EXERCISE.
Go through the listing and pick out each line with the word "voiture" in it.

Saved entries

----------------------------------------

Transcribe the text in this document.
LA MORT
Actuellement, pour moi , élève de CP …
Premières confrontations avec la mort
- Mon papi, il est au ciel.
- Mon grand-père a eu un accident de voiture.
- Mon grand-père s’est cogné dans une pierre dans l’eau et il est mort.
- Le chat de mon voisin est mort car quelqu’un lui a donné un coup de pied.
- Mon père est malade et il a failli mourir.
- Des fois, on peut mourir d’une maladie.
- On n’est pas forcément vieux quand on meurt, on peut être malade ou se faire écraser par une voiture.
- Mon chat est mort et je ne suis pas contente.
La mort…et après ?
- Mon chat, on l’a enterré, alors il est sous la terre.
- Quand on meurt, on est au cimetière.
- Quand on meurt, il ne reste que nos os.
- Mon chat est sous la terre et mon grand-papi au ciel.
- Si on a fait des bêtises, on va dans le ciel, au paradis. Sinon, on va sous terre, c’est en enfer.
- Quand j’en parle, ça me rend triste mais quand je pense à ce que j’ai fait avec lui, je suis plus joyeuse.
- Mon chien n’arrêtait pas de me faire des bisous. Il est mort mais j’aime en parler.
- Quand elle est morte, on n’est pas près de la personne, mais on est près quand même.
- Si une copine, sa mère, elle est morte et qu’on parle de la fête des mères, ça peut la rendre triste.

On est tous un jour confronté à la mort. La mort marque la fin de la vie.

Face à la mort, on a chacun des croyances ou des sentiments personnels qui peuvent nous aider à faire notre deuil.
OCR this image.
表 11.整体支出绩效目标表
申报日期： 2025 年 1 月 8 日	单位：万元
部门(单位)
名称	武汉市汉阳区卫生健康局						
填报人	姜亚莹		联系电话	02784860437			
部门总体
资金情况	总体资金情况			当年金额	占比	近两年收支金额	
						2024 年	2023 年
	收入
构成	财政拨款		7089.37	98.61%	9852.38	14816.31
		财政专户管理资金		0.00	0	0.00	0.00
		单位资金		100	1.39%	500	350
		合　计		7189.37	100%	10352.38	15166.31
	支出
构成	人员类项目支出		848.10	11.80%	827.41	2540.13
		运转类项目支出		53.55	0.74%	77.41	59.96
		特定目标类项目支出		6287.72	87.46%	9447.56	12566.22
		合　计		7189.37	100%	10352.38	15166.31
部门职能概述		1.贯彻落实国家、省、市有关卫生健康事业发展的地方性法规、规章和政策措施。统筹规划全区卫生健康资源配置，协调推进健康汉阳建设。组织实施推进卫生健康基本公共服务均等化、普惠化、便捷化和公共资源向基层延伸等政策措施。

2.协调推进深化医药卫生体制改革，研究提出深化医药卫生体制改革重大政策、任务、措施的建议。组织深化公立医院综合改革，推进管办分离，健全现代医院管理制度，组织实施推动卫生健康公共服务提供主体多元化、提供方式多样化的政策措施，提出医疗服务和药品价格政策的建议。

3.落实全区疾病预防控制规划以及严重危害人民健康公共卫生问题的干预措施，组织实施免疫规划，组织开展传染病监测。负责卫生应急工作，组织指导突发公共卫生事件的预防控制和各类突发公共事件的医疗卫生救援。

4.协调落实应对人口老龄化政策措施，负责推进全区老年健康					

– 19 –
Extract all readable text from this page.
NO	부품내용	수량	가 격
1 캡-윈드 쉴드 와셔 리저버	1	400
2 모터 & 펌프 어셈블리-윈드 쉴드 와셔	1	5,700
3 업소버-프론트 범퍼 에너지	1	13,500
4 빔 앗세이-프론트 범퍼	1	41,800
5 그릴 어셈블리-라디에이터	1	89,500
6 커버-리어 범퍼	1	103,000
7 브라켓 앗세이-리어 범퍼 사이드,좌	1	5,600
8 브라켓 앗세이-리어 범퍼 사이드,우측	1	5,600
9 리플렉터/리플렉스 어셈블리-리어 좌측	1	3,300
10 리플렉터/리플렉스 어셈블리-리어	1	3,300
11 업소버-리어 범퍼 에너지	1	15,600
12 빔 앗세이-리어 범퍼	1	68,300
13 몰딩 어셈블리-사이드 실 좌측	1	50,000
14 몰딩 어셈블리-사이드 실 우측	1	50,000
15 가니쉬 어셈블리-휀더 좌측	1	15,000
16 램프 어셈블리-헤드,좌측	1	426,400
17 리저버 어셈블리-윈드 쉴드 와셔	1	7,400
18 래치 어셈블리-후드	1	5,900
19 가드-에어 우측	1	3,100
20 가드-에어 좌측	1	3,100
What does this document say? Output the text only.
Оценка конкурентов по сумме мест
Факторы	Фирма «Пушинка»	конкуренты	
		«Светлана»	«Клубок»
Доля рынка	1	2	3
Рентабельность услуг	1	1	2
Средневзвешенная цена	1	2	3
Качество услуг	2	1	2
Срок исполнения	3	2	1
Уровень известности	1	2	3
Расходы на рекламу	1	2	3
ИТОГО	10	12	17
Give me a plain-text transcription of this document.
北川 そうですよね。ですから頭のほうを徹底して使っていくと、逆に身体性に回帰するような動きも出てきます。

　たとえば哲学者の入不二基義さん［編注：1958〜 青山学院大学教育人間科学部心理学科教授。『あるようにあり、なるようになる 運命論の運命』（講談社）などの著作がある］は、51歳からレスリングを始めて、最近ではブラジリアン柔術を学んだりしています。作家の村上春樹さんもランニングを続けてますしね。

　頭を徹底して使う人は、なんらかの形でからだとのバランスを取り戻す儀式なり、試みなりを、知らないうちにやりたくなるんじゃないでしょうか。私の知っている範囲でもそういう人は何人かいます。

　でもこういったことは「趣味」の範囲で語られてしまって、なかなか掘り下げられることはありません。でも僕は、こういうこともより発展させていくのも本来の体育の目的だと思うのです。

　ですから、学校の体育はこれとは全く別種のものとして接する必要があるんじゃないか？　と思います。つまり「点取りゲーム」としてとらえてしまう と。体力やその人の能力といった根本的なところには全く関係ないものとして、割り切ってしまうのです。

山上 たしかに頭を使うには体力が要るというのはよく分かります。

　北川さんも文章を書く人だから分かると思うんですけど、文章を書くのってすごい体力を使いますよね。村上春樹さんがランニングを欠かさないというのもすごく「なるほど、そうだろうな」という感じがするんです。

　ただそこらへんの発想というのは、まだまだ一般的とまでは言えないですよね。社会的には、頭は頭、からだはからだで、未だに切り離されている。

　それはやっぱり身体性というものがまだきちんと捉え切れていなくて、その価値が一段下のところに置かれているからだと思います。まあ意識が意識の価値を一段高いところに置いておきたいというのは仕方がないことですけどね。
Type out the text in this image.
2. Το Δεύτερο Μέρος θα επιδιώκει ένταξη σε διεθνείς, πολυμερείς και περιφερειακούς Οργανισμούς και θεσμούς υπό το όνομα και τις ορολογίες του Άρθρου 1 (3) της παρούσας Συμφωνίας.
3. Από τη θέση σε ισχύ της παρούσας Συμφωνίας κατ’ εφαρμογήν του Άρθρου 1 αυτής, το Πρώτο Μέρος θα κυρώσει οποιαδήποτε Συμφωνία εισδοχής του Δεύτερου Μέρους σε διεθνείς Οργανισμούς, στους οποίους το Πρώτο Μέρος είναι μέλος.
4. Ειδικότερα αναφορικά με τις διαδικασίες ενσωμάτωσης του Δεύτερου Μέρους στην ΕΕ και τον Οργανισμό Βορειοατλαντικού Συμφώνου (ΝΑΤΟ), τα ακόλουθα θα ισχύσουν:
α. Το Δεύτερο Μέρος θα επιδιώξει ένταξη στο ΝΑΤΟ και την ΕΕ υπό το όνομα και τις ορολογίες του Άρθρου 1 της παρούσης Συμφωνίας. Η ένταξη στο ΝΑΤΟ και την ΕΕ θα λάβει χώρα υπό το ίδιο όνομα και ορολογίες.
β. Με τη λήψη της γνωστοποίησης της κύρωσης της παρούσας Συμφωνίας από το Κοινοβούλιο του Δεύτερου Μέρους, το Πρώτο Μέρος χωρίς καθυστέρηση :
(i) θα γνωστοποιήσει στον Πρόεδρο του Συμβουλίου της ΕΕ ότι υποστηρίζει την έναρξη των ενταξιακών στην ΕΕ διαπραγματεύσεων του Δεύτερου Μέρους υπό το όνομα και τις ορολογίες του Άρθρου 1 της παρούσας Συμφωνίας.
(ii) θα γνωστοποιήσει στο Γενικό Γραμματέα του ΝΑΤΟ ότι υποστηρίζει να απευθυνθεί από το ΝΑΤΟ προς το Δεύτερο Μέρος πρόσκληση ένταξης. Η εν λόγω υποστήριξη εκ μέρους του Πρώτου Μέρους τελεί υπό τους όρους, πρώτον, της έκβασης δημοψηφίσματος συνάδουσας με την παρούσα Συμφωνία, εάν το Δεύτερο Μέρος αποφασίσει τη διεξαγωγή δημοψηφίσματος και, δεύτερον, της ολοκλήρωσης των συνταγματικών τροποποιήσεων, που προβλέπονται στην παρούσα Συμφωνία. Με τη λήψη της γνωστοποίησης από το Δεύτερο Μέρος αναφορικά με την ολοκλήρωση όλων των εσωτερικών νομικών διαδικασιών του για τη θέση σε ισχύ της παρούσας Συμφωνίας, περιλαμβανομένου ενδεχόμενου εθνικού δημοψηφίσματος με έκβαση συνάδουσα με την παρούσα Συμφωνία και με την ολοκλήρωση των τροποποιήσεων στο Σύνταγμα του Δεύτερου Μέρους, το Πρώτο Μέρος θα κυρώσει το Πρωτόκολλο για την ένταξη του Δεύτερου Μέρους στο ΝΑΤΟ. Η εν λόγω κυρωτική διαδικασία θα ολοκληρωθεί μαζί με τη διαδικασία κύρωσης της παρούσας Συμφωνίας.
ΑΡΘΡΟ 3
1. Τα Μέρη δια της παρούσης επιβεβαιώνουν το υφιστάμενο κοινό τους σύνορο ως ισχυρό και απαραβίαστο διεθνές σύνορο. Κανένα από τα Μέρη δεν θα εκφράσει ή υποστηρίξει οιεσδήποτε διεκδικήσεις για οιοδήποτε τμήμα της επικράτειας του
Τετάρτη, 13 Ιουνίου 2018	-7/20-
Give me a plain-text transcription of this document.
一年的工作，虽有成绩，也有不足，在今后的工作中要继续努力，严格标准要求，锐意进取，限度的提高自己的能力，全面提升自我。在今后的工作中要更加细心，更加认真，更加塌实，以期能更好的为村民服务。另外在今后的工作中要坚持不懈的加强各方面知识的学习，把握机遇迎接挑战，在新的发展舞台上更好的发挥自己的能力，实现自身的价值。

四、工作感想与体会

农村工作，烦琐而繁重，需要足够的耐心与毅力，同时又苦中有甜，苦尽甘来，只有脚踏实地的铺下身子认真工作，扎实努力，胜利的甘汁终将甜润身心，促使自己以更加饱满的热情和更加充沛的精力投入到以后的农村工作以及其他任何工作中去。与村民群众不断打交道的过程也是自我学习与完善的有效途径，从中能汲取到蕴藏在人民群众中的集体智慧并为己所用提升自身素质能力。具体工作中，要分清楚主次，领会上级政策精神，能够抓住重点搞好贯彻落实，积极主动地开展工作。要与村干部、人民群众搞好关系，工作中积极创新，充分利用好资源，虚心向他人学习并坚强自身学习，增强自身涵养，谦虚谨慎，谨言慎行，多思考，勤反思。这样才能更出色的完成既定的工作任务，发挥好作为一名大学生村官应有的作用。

----------------------------------------

PROBLEM SOLUTION.
- Mon grand-père a eu un accident de voiture.
- On n’est pas forcément vieux quand on meurt, on peut être malade ou se faire écraser par une voiture.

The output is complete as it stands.